YOUR OBJECTIVE – Without the images, write out the whole listing exactly.

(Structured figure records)
##############################
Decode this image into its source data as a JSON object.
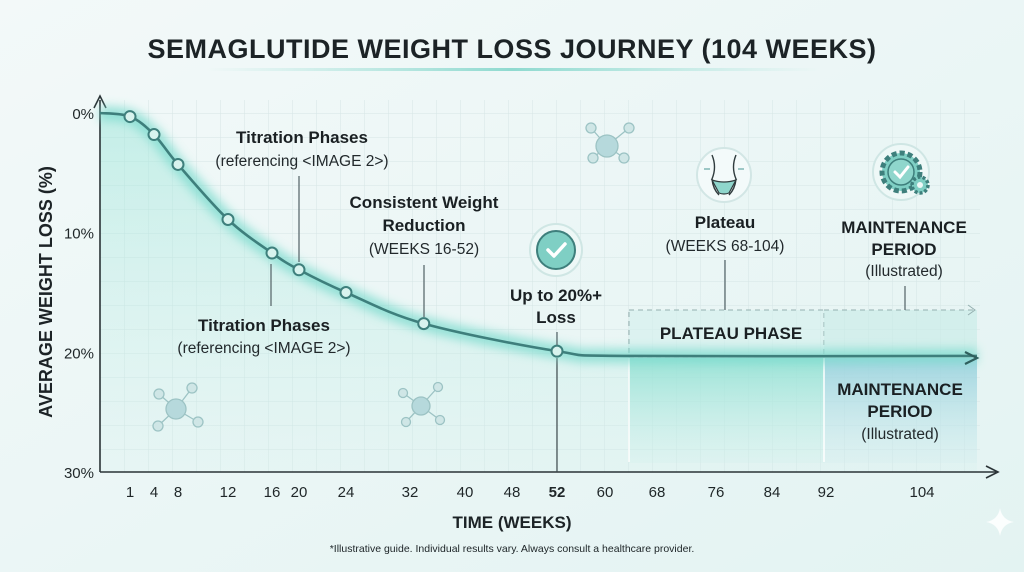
{
  "chart_data": {
    "type": "line",
    "title": "SEMAGLUTIDE WEIGHT LOSS JOURNEY (104 WEEKS)",
    "xlabel": "TIME (WEEKS)",
    "ylabel": "AVERAGE WEIGHT LOSS (%)",
    "x_ticks": [
      "1",
      "4",
      "8",
      "12",
      "16",
      "20",
      "24",
      "32",
      "40",
      "48",
      "52",
      "60",
      "68",
      "76",
      "84",
      "92",
      "104"
    ],
    "x_tick_highlight": "52",
    "y_ticks": [
      "0%",
      "10%",
      "20%",
      "30%"
    ],
    "ylim": [
      0,
      30
    ],
    "y_inverted": true,
    "grid": true,
    "series": [
      {
        "points": [
          {
            "x": 1,
            "y": 0.3
          },
          {
            "x": 4,
            "y": 1.8
          },
          {
            "x": 8,
            "y": 4.3
          },
          {
            "x": 12,
            "y": 8.9
          },
          {
            "x": 16,
            "y": 11.7
          },
          {
            "x": 20,
            "y": 13.1
          },
          {
            "x": 24,
            "y": 15.0
          },
          {
            "x": 34,
            "y": 17.6
          },
          {
            "x": 52,
            "y": 19.9
          }
        ],
        "continuation": [
          {
            "x": 64,
            "y": 20.3
          },
          {
            "x": 108,
            "y": 20.3
          }
        ],
        "color": "#3e7f7c",
        "glow_color": "#7fdccf"
      }
    ],
    "annotations": {
      "titration_top": {
        "title": "Titration Phases",
        "subtitle": "(referencing <IMAGE 2>)"
      },
      "titration_bottom": {
        "title": "Titration Phases",
        "subtitle": "(referencing <IMAGE 2>)"
      },
      "consistent": {
        "title_line1": "Consistent Weight",
        "title_line2": "Reduction",
        "subtitle": "(WEEKS 16-52)"
      },
      "peak": {
        "line1": "Up to 20%+",
        "line2": "Loss"
      },
      "plateau": {
        "title": "Plateau",
        "subtitle": "(WEEKS 68-104)"
      },
      "maintenance_top": {
        "line1": "MAINTENANCE",
        "line2": "PERIOD",
        "subtitle": "(Illustrated)"
      },
      "plateau_phase_box": "PLATEAU PHASE",
      "maintenance_region": {
        "line1": "MAINTENANCE",
        "line2": "PERIOD",
        "subtitle": "(Illustrated)"
      }
    },
    "footnote": "*Illustrative guide. Individual results vary. Always consult a healthcare provider.",
    "colors": {
      "accent": "#7fdccf",
      "line": "#3e7f7c",
      "plateau_fill": "#a8e6dc",
      "maintenance_fill": "#a9d6e0",
      "text": "#1c2326"
    },
    "icons": [
      "molecule-icon",
      "check-circle-icon",
      "waist-icon",
      "gear-check-icon",
      "sparkle-icon"
    ]
  }
}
##############################
THE SOLUTION –
Decode this image into its source data as a JSON object.
{
  "chart_data": {
    "type": "line",
    "title": "SEMAGLUTIDE WEIGHT LOSS JOURNEY (104 WEEKS)",
    "xlabel": "TIME (WEEKS)",
    "ylabel": "AVERAGE WEIGHT LOSS (%)",
    "x_ticks": [
      "1",
      "4",
      "8",
      "12",
      "16",
      "20",
      "24",
      "32",
      "40",
      "48",
      "52",
      "60",
      "68",
      "76",
      "84",
      "92",
      "104"
    ],
    "x_tick_highlight": "52",
    "y_ticks": [
      "0%",
      "10%",
      "20%",
      "30%"
    ],
    "ylim": [
      0,
      30
    ],
    "y_inverted": true,
    "grid": true,
    "series": [
      {
        "points": [
          {
            "x": 1,
            "y": 0.3
          },
          {
            "x": 4,
            "y": 1.8
          },
          {
            "x": 8,
            "y": 4.3
          },
          {
            "x": 12,
            "y": 8.9
          },
          {
            "x": 16,
            "y": 11.7
          },
          {
            "x": 20,
            "y": 13.1
          },
          {
            "x": 24,
            "y": 15.0
          },
          {
            "x": 34,
            "y": 17.6
          },
          {
            "x": 52,
            "y": 19.9
          }
        ],
        "continuation": [
          {
            "x": 64,
            "y": 20.3
          },
          {
            "x": 108,
            "y": 20.3
          }
        ],
        "color": "#3e7f7c",
        "glow_color": "#7fdccf"
      }
    ],
    "annotations": {
      "titration_top": {
        "title": "Titration Phases",
        "subtitle": "(referencing <IMAGE 2>)"
      },
      "titration_bottom": {
        "title": "Titration Phases",
        "subtitle": "(referencing <IMAGE 2>)"
      },
      "consistent": {
        "title_line1": "Consistent Weight",
        "title_line2": "Reduction",
        "subtitle": "(WEEKS 16-52)"
      },
      "peak": {
        "line1": "Up to 20%+",
        "line2": "Loss"
      },
      "plateau": {
        "title": "Plateau",
        "subtitle": "(WEEKS 68-104)"
      },
      "maintenance_top": {
        "line1": "MAINTENANCE",
        "line2": "PERIOD",
        "subtitle": "(Illustrated)"
      },
      "plateau_phase_box": "PLATEAU PHASE",
      "maintenance_region": {
        "line1": "MAINTENANCE",
        "line2": "PERIOD",
        "subtitle": "(Illustrated)"
      }
    },
    "footnote": "*Illustrative guide. Individual results vary. Always consult a healthcare provider.",
    "colors": {
      "accent": "#7fdccf",
      "line": "#3e7f7c",
      "plateau_fill": "#a8e6dc",
      "maintenance_fill": "#a9d6e0",
      "text": "#1c2326"
    },
    "icons": [
      "molecule-icon",
      "check-circle-icon",
      "waist-icon",
      "gear-check-icon",
      "sparkle-icon"
    ]
  }
}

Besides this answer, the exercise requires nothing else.